Given information:
'''
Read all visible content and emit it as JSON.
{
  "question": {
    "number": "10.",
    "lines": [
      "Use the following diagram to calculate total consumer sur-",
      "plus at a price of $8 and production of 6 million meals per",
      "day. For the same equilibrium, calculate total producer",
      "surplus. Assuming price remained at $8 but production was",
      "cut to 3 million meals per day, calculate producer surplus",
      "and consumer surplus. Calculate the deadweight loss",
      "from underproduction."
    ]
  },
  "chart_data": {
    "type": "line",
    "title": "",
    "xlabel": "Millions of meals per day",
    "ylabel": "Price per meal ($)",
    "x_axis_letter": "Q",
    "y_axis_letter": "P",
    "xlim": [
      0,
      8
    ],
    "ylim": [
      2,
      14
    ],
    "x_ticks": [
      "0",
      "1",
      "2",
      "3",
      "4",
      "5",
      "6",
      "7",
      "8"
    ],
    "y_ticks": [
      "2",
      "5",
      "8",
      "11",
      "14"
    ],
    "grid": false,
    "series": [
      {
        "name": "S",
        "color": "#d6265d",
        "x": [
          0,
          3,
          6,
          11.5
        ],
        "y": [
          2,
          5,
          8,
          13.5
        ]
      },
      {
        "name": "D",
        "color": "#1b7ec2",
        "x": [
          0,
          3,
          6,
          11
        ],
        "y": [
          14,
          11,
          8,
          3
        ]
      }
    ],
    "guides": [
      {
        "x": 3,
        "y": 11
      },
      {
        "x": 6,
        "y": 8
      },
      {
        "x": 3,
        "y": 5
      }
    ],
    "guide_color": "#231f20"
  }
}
'''
Set task: Output all of the material exactly as written.

Full solution:
Read all visible content and emit it as JSON.
{
  "question": {
    "number": "10.",
    "lines": [
      "Use the following diagram to calculate total consumer sur-",
      "plus at a price of $8 and production of 6 million meals per",
      "day. For the same equilibrium, calculate total producer",
      "surplus. Assuming price remained at $8 but production was",
      "cut to 3 million meals per day, calculate producer surplus",
      "and consumer surplus. Calculate the deadweight loss",
      "from underproduction."
    ]
  },
  "chart_data": {
    "type": "line",
    "title": "",
    "xlabel": "Millions of meals per day",
    "ylabel": "Price per meal ($)",
    "x_axis_letter": "Q",
    "y_axis_letter": "P",
    "xlim": [
      0,
      8
    ],
    "ylim": [
      2,
      14
    ],
    "x_ticks": [
      "0",
      "1",
      "2",
      "3",
      "4",
      "5",
      "6",
      "7",
      "8"
    ],
    "y_ticks": [
      "2",
      "5",
      "8",
      "11",
      "14"
    ],
    "grid": false,
    "series": [
      {
        "name": "S",
        "color": "#d6265d",
        "x": [
          0,
          3,
          6,
          11.5
        ],
        "y": [
          2,
          5,
          8,
          13.5
        ]
      },
      {
        "name": "D",
        "color": "#1b7ec2",
        "x": [
          0,
          3,
          6,
          11
        ],
        "y": [
          14,
          11,
          8,
          3
        ]
      }
    ],
    "guides": [
      {
        "x": 3,
        "y": 11
      },
      {
        "x": 6,
        "y": 8
      },
      {
        "x": 3,
        "y": 5
      }
    ],
    "guide_color": "#231f20"
  }
}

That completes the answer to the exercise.